*Material for this task:*
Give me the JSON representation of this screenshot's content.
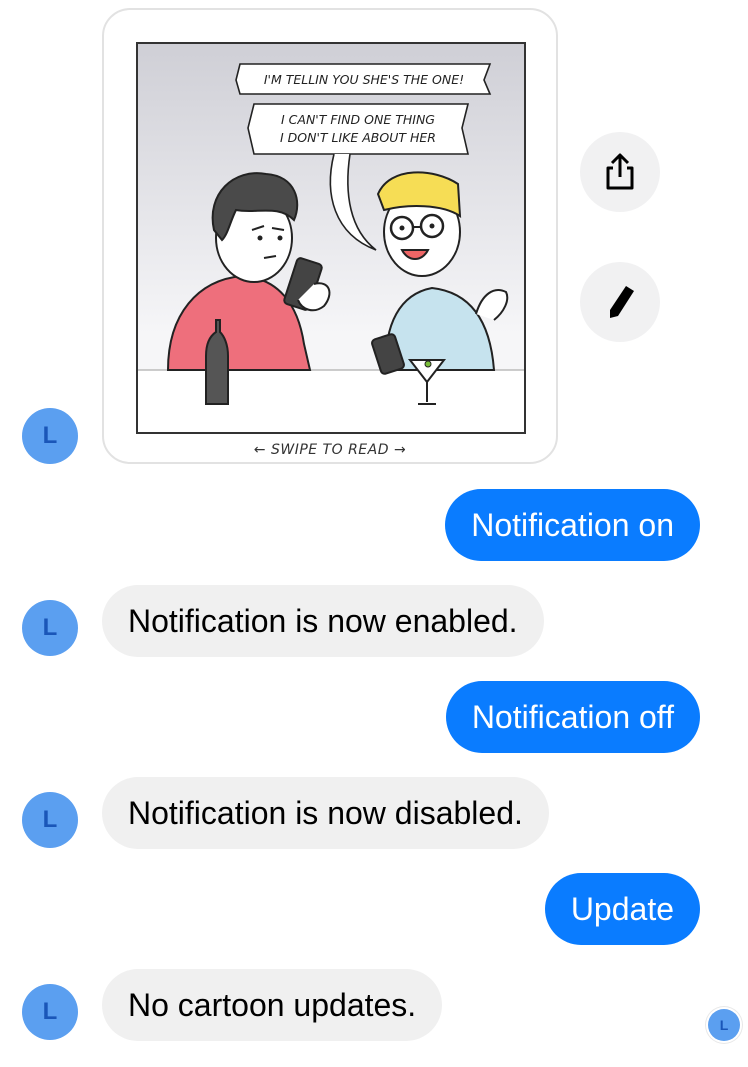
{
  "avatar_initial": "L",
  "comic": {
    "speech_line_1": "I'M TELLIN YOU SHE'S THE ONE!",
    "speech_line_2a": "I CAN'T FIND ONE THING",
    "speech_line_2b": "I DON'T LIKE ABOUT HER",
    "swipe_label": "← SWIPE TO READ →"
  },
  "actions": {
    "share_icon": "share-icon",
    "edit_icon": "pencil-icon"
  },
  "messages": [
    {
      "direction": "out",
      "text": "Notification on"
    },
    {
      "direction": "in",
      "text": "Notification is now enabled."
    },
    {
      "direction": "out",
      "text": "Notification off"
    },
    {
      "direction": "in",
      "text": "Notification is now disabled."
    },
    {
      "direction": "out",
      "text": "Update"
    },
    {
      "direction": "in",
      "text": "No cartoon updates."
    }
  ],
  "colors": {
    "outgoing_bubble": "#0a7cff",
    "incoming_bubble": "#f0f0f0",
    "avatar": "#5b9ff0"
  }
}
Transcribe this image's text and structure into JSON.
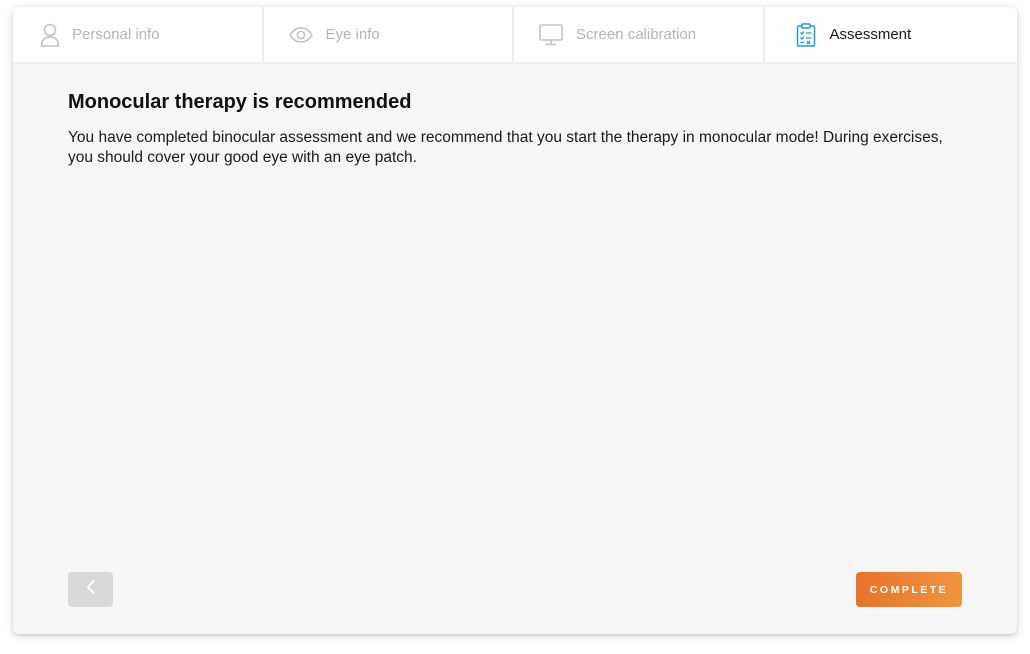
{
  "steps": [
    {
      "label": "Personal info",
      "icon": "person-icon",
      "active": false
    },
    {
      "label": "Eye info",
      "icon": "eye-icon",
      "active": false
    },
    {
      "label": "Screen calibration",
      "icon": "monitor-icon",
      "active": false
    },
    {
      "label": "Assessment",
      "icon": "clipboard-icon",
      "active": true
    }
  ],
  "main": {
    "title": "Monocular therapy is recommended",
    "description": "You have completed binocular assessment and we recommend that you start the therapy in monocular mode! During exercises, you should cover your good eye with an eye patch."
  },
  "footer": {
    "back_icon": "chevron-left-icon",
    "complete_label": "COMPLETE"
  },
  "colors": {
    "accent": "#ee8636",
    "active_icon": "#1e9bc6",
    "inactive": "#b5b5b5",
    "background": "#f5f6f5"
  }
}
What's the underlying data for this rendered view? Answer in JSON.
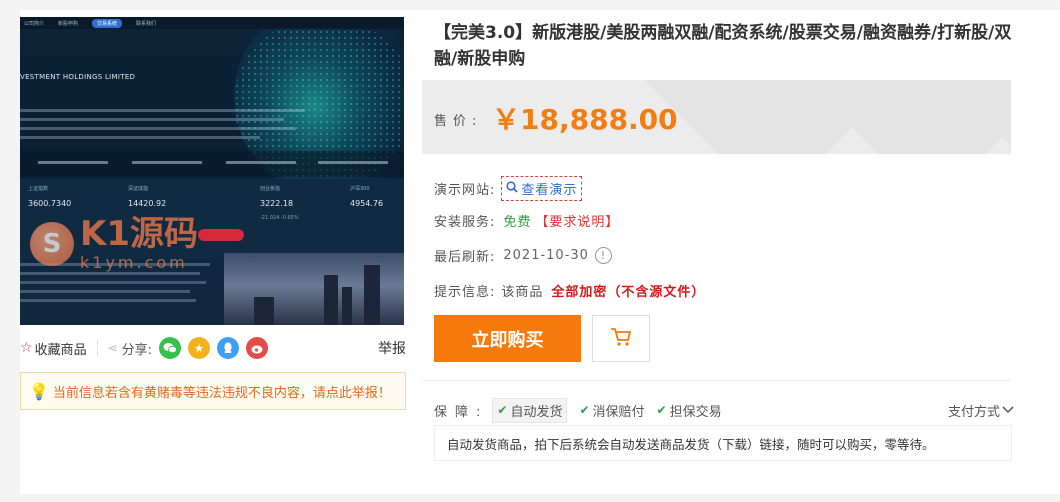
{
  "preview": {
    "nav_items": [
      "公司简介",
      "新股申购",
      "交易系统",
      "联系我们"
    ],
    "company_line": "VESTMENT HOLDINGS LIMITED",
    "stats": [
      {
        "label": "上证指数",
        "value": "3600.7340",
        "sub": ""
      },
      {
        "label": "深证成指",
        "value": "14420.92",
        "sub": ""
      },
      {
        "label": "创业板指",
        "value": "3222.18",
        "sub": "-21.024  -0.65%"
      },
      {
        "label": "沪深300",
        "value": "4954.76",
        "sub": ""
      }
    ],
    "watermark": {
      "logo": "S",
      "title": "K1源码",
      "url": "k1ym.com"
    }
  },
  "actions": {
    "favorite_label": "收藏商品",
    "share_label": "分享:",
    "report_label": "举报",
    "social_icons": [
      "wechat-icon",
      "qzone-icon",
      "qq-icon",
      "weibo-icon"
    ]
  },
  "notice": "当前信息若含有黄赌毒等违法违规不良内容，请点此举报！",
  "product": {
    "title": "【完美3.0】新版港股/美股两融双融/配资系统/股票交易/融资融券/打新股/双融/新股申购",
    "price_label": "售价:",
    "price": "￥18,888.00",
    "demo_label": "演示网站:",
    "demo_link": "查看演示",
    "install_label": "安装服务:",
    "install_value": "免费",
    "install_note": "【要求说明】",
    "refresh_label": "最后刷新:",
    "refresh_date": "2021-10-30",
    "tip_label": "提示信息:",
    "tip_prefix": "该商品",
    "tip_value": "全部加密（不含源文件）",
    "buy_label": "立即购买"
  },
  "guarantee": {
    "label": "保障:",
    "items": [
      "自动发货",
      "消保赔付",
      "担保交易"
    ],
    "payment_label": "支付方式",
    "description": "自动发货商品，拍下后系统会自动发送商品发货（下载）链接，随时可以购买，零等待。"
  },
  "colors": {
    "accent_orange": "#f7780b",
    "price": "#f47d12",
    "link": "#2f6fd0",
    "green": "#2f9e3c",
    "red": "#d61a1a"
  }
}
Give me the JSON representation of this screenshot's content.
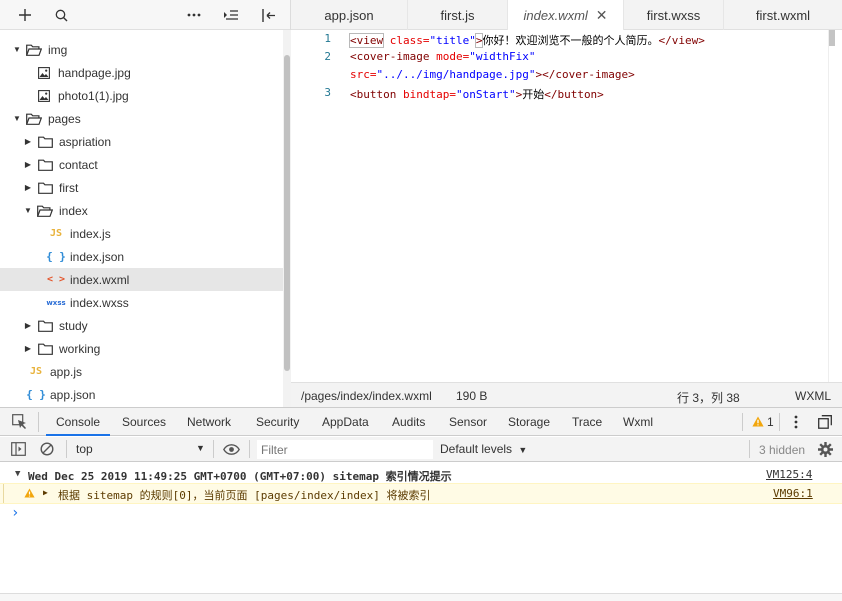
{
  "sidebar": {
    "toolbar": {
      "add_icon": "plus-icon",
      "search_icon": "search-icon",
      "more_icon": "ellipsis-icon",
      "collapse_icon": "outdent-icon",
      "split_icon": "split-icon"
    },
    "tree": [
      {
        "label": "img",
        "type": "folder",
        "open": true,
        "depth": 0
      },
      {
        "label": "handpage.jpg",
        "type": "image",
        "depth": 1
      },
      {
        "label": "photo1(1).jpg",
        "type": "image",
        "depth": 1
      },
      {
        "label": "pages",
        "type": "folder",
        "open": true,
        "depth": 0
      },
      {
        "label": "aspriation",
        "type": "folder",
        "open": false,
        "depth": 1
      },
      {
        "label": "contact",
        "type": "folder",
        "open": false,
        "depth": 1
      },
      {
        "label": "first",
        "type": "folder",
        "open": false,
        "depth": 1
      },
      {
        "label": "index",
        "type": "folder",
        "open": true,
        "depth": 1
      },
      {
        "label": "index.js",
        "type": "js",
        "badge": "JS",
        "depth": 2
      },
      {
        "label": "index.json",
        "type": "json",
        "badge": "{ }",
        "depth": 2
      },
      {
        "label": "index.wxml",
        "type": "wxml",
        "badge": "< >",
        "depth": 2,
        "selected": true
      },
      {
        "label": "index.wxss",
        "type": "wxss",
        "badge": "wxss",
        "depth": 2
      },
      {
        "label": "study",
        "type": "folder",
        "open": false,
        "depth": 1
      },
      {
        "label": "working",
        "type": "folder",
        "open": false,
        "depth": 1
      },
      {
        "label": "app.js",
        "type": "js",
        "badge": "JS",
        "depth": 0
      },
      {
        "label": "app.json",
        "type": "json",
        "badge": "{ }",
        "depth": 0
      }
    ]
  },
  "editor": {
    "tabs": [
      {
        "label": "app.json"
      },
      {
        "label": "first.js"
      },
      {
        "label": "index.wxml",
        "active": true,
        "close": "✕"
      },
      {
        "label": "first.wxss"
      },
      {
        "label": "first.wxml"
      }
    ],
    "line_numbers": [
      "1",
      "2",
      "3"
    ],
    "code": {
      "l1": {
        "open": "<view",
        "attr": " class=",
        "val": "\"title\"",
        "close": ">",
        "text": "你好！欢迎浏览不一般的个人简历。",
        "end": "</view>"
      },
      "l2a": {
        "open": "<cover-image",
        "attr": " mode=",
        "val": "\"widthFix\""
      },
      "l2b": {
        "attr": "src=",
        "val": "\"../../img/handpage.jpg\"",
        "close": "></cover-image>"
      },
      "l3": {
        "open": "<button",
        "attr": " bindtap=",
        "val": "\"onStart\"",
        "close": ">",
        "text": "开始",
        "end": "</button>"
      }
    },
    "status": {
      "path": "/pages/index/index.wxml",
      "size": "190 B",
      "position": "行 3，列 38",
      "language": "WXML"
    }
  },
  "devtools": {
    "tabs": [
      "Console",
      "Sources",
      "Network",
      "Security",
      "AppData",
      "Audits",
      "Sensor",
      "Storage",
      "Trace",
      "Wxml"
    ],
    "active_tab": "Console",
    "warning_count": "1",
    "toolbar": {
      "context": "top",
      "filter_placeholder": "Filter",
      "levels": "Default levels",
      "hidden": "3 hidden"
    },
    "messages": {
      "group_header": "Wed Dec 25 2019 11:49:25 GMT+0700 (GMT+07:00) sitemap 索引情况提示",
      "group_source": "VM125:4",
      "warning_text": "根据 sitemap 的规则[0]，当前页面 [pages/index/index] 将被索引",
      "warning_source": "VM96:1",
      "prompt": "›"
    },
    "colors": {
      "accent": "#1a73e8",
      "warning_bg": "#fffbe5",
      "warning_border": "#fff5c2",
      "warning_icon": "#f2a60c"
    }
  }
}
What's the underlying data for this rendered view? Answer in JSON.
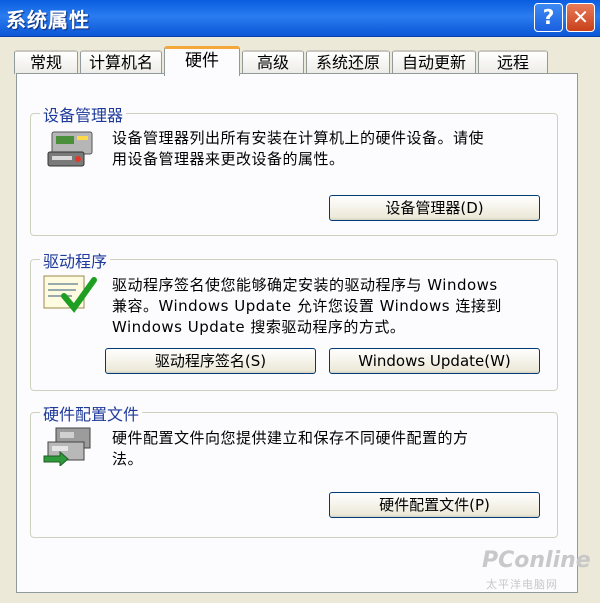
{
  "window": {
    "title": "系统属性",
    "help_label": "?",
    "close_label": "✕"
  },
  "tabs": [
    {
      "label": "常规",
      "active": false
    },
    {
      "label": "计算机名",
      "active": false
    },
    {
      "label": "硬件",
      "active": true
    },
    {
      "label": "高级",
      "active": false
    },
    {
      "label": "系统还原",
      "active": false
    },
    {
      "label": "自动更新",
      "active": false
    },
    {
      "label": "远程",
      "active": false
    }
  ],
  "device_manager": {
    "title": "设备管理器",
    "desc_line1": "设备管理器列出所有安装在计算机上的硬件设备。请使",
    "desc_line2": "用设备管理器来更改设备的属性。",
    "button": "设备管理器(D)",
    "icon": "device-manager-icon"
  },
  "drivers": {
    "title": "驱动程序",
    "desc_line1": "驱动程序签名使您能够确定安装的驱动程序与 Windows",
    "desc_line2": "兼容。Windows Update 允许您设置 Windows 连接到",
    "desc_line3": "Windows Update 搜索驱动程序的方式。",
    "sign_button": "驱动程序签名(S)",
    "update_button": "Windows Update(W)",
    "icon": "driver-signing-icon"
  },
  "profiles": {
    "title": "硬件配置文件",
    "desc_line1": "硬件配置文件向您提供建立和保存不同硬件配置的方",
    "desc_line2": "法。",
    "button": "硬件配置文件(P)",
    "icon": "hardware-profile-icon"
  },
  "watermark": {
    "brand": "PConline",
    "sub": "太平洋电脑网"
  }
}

*Requirement:* Return only the number of lines in the entries that contain the string "mode".

*Written solution:* 2